— START OF Data shown —

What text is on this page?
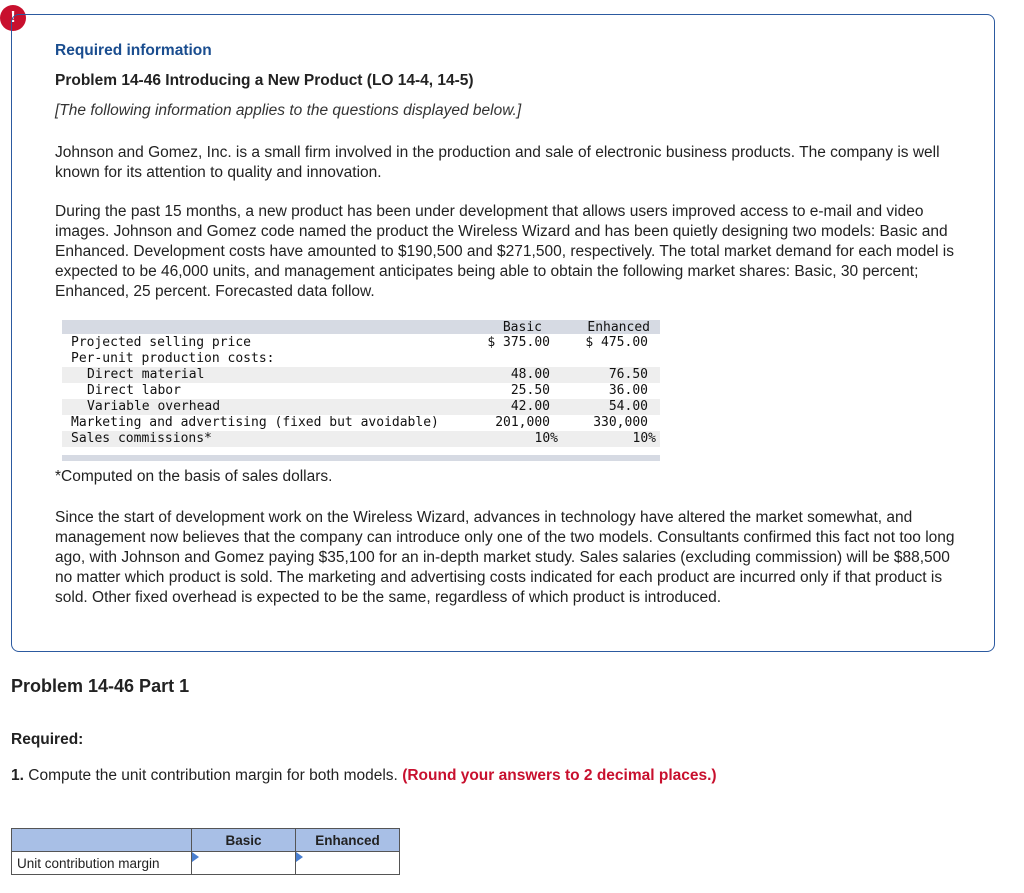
!
Required information
Problem 14-46 Introducing a New Product (LO 14-4, 14-5)
[The following information applies to the questions displayed below.]

Johnson and Gomez, Inc. is a small firm involved in the production and sale of electronic business products. The company is well known for its attention to quality and innovation.

During the past 15 months, a new product has been under development that allows users improved access to e-mail and video images. Johnson and Gomez code named the product the Wireless Wizard and has been quietly designing two models: Basic and Enhanced. Development costs have amounted to $190,500 and $271,500, respectively. The total market demand for each model is expected to be 46,000 units, and management anticipates being able to obtain the following market shares: Basic, 30 percent; Enhanced, 25 percent. Forecasted data follow.

Basic	Enhanced
Projected selling price	$ 375.00	$ 475.00
Per-unit production costs:
Direct material	48.00	76.50
Direct labor	25.50	36.00
Variable overhead	42.00	54.00
Marketing and advertising (fixed but avoidable)	201,000	330,000
Sales commissions*	10%	10%
*Computed on the basis of sales dollars.

Since the start of development work on the Wireless Wizard, advances in technology have altered the market somewhat, and management now believes that the company can introduce only one of the two models. Consultants confirmed this fact not too long ago, with Johnson and Gomez paying $35,100 for an in-depth market study. Sales salaries (excluding commission) will be $88,500 no matter which product is sold. The marketing and advertising costs indicated for each product are incurred only if that product is sold. Other fixed overhead is expected to be the same, regardless of which product is introduced.

Problem 14-46 Part 1
Required:
1. Compute the unit contribution margin for both models. (Round your answers to 2 decimal places.)
	Basic	Enhanced
Unit contribution margin	
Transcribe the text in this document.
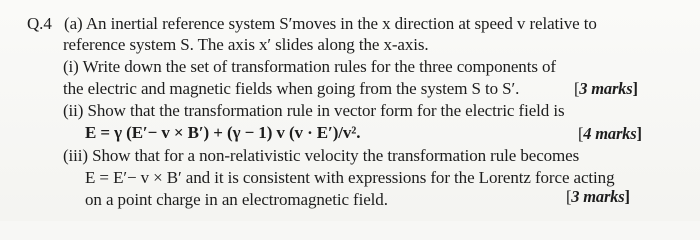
Q.4 (a) An inertial reference system S′moves in the x direction at speed v relative to
reference system S. The axis x′ slides along the x-axis.
(i) Write down the set of transformation rules for the three components of
the electric and magnetic fields when going from the system S to S′.	[3 marks]
(ii) Show that the transformation rule in vector form for the electric field is
E = γ (E′− v × B′) + (γ − 1) v (v · E′)/v².	[4 marks]
(iii) Show that for a non-relativistic velocity the transformation rule becomes
E = E′− v × B′ and it is consistent with expressions for the Lorentz force acting
on a point charge in an electromagnetic field.	[3 marks]
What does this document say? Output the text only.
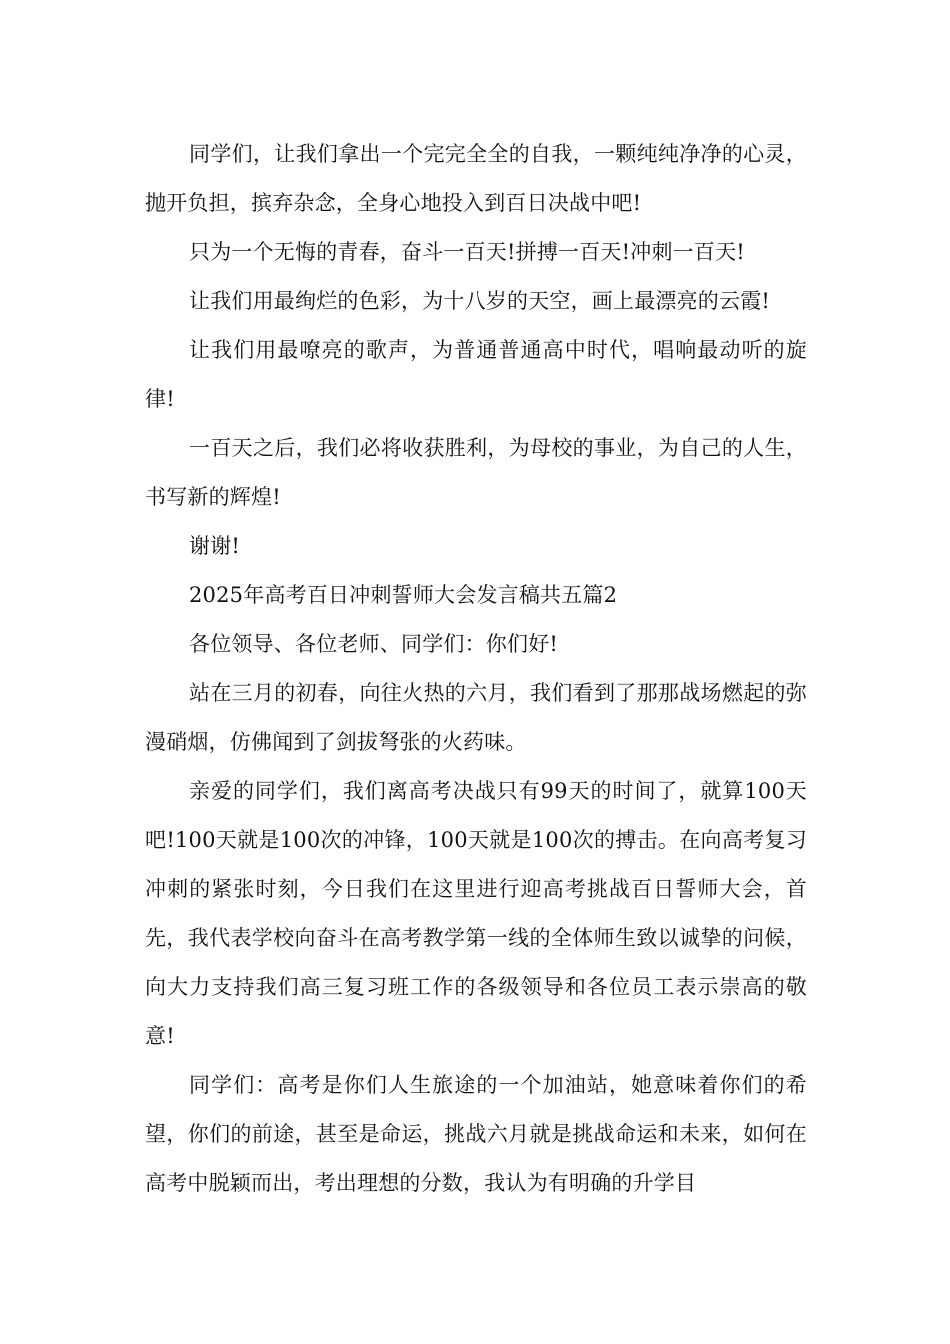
同学们，让我们拿出一个完完全全的自我，一颗纯纯净净的心灵，抛开负担，摈弃杂念，全身心地投入到百日决战中吧!

只为一个无悔的青春，奋斗一百天!拼搏一百天!冲刺一百天!

让我们用最绚烂的色彩，为十八岁的天空，画上最漂亮的云霞!

让我们用最嘹亮的歌声，为普通普通高中时代，唱响最动听的旋律!

一百天之后，我们必将收获胜利，为母校的事业，为自己的人生，书写新的辉煌!

谢谢!

2025年高考百日冲刺誓师大会发言稿共五篇2

各位领导、各位老师、同学们：你们好!

站在三月的初春，向往火热的六月，我们看到了那那战场燃起的弥漫硝烟，仿佛闻到了剑拔弩张的火药味。

亲爱的同学们，我们离高考决战只有99天的时间了，就算100天吧!100天就是100次的冲锋，100天就是100次的搏击。在向高考复习冲刺的紧张时刻，今日我们在这里进行迎高考挑战百日誓师大会，首先，我代表学校向奋斗在高考教学第一线的全体师生致以诚挚的问候，向大力支持我们高三复习班工作的各级领导和各位员工表示崇高的敬意!

同学们：高考是你们人生旅途的一个加油站，她意味着你们的希望，你们的前途，甚至是命运，挑战六月就是挑战命运和未来，如何在高考中脱颖而出，考出理想的分数，我认为有明确的升学目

— END OF Data shown —

Work to complete: The records above are to be restated exactly, without their pictures.

Written reply:
What text is on this page?
!
Required information
Problem 14-46 Introducing a New Product (LO 14-4, 14-5)
[The following information applies to the questions displayed below.]

Johnson and Gomez, Inc. is a small firm involved in the production and sale of electronic business products. The company is well known for its attention to quality and innovation.

During the past 15 months, a new product has been under development that allows users improved access to e-mail and video images. Johnson and Gomez code named the product the Wireless Wizard and has been quietly designing two models: Basic and Enhanced. Development costs have amounted to $190,500 and $271,500, respectively. The total market demand for each model is expected to be 46,000 units, and management anticipates being able to obtain the following market shares: Basic, 30 percent; Enhanced, 25 percent. Forecasted data follow.

Basic	Enhanced
Projected selling price	$ 375.00	$ 475.00
Per-unit production costs:
Direct material	48.00	76.50
Direct labor	25.50	36.00
Variable overhead	42.00	54.00
Marketing and advertising (fixed but avoidable)	201,000	330,000
Sales commissions*	10%	10%
*Computed on the basis of sales dollars.

Since the start of development work on the Wireless Wizard, advances in technology have altered the market somewhat, and management now believes that the company can introduce only one of the two models. Consultants confirmed this fact not too long ago, with Johnson and Gomez paying $35,100 for an in-depth market study. Sales salaries (excluding commission) will be $88,500 no matter which product is sold. The marketing and advertising costs indicated for each product are incurred only if that product is sold. Other fixed overhead is expected to be the same, regardless of which product is introduced.

Problem 14-46 Part 1
Required:
1. Compute the unit contribution margin for both models. (Round your answers to 2 decimal places.)
	Basic	Enhanced
Unit contribution margin	
Transcribe the text in this document.
Q.4 (a) An inertial reference system S′moves in the x direction at speed v relative to
reference system S. The axis x′ slides along the x-axis.
(i) Write down the set of transformation rules for the three components of
the electric and magnetic fields when going from the system S to S′.	[3 marks]
(ii) Show that the transformation rule in vector form for the electric field is
E = γ (E′− v × B′) + (γ − 1) v (v · E′)/v².	[4 marks]
(iii) Show that for a non-relativistic velocity the transformation rule becomes
E = E′− v × B′ and it is consistent with expressions for the Lorentz force acting
on a point charge in an electromagnetic field.	[3 marks]
What does this document say? Output the text only.
同学们，让我们拿出一个完完全全的自我，一颗纯纯净净的心灵，抛开负担，摈弃杂念，全身心地投入到百日决战中吧!

只为一个无悔的青春，奋斗一百天!拼搏一百天!冲刺一百天!

让我们用最绚烂的色彩，为十八岁的天空，画上最漂亮的云霞!

让我们用最嘹亮的歌声，为普通普通高中时代，唱响最动听的旋律!

一百天之后，我们必将收获胜利，为母校的事业，为自己的人生，书写新的辉煌!

谢谢!

2025年高考百日冲刺誓师大会发言稿共五篇2

各位领导、各位老师、同学们：你们好!

站在三月的初春，向往火热的六月，我们看到了那那战场燃起的弥漫硝烟，仿佛闻到了剑拔弩张的火药味。

亲爱的同学们，我们离高考决战只有99天的时间了，就算100天吧!100天就是100次的冲锋，100天就是100次的搏击。在向高考复习冲刺的紧张时刻，今日我们在这里进行迎高考挑战百日誓师大会，首先，我代表学校向奋斗在高考教学第一线的全体师生致以诚挚的问候，向大力支持我们高三复习班工作的各级领导和各位员工表示崇高的敬意!

同学们：高考是你们人生旅途的一个加油站，她意味着你们的希望，你们的前途，甚至是命运，挑战六月就是挑战命运和未来，如何在高考中脱颖而出，考出理想的分数，我认为有明确的升学目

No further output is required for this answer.